JOB: Wherever the word "screenshot" appears in a line, copy that line.

[Records about charts and figures]
##########

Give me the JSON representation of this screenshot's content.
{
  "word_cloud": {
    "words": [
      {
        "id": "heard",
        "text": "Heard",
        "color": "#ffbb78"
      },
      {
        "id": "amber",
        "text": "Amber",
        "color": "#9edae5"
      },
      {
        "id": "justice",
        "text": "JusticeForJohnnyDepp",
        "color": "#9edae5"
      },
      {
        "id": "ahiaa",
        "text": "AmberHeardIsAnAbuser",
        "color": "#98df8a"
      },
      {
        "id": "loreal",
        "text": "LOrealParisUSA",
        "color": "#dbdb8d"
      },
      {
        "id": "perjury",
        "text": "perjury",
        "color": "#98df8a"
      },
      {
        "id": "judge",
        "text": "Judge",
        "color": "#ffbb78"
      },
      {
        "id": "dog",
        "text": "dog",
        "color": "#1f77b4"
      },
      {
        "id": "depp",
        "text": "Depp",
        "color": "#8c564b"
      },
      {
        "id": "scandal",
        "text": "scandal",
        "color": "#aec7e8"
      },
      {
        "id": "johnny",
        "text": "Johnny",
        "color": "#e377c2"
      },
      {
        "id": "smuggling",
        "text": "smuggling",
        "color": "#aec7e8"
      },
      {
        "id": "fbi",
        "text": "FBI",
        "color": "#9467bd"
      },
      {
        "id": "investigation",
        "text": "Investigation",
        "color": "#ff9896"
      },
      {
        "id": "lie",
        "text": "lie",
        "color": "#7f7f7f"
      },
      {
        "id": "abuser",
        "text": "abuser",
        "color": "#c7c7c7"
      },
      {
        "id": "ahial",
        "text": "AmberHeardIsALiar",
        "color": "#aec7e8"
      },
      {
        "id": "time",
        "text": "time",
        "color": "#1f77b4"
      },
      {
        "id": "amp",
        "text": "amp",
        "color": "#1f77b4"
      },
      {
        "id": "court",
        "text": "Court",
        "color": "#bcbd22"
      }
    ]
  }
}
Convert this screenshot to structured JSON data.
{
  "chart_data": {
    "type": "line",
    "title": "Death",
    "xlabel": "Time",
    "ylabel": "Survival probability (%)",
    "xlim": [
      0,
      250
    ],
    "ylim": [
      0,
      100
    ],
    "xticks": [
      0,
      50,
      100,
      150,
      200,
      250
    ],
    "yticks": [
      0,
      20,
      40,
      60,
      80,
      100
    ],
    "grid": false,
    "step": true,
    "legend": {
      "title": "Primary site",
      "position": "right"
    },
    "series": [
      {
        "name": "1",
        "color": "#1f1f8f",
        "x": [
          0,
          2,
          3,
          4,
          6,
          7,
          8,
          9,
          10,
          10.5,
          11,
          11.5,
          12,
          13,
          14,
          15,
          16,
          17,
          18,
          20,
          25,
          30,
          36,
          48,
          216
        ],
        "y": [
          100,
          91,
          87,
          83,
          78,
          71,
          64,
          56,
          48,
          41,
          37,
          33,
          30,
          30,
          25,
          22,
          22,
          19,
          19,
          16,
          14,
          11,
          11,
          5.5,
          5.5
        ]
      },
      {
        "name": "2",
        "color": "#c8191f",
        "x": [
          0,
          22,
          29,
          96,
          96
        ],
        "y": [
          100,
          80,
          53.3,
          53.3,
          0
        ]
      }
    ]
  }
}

##########

ANSWER IN FULL:
Give me the JSON representation of this screenshot's content.
Convert this screenshot to structured JSON data.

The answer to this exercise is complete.